_STATED PROBLEM_
Show only lines that include "series".

_DATASET RECORDS_
□ □ □

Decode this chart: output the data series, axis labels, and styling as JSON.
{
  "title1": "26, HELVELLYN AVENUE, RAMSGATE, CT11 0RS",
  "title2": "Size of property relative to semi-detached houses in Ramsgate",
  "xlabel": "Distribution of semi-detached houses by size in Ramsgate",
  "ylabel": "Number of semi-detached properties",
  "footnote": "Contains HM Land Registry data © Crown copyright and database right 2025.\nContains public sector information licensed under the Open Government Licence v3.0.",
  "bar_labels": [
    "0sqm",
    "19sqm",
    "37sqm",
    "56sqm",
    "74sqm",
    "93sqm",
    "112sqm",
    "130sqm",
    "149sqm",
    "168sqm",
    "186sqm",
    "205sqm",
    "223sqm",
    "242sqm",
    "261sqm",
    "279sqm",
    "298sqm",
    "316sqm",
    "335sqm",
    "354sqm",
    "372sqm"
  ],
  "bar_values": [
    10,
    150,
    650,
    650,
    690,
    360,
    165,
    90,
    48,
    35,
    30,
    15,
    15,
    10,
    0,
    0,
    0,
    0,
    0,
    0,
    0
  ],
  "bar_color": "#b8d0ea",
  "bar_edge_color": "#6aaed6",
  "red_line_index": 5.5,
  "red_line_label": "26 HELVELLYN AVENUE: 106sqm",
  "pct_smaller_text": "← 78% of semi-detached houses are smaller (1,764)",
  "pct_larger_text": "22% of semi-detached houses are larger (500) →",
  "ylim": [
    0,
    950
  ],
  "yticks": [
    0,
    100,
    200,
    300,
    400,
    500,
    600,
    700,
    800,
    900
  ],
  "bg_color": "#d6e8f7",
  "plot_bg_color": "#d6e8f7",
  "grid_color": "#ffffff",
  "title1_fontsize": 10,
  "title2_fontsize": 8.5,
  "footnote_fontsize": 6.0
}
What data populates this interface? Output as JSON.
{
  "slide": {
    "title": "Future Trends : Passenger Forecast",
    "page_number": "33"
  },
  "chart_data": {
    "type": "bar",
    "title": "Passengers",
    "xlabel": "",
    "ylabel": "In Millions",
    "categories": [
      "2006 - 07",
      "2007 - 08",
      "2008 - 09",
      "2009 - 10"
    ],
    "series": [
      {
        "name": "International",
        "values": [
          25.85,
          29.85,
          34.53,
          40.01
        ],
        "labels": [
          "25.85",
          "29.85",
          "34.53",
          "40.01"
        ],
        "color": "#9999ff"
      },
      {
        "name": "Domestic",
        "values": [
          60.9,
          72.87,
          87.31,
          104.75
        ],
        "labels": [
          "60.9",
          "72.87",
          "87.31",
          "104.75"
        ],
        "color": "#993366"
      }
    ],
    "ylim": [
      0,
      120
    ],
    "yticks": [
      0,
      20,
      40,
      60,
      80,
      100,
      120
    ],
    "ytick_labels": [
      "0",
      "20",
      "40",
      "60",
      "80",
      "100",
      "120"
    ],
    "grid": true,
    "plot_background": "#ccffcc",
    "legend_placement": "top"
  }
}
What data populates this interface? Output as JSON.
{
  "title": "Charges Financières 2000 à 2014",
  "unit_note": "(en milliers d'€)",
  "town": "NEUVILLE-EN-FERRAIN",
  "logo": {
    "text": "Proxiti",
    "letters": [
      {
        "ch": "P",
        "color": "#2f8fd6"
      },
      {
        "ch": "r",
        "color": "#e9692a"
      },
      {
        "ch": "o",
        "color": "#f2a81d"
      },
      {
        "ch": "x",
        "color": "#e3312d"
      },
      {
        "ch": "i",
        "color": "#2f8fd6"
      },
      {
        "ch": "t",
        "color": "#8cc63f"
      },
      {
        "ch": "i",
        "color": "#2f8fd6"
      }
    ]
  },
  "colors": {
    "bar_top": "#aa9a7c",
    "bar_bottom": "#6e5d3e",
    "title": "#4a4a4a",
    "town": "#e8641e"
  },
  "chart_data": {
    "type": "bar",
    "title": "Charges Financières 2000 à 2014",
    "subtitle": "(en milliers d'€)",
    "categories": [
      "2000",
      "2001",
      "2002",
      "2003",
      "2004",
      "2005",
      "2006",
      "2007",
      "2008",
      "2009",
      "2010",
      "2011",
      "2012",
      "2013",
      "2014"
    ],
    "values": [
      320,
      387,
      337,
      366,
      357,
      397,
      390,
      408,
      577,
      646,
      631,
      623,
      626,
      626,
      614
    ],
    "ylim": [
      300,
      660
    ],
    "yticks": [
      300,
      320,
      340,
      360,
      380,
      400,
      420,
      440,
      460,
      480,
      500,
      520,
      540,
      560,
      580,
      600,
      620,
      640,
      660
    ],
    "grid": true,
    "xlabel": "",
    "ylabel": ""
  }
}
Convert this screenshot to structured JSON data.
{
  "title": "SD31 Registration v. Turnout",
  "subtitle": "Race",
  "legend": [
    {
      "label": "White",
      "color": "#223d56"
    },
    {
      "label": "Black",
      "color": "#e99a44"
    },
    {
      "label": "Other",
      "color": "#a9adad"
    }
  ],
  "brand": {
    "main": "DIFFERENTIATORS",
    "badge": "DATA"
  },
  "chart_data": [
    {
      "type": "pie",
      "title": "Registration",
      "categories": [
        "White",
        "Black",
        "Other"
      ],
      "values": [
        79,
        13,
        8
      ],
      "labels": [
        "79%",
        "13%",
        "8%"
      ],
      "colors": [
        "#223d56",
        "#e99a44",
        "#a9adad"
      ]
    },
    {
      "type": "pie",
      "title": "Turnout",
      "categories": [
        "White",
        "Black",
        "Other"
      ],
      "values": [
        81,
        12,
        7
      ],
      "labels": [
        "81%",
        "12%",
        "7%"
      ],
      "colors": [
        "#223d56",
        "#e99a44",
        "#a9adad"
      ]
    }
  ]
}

□ □ □

_RESPONSE TO THIS TASK_
Decode this chart: output the data series, axis labels, and styling as JSON.
    "series": [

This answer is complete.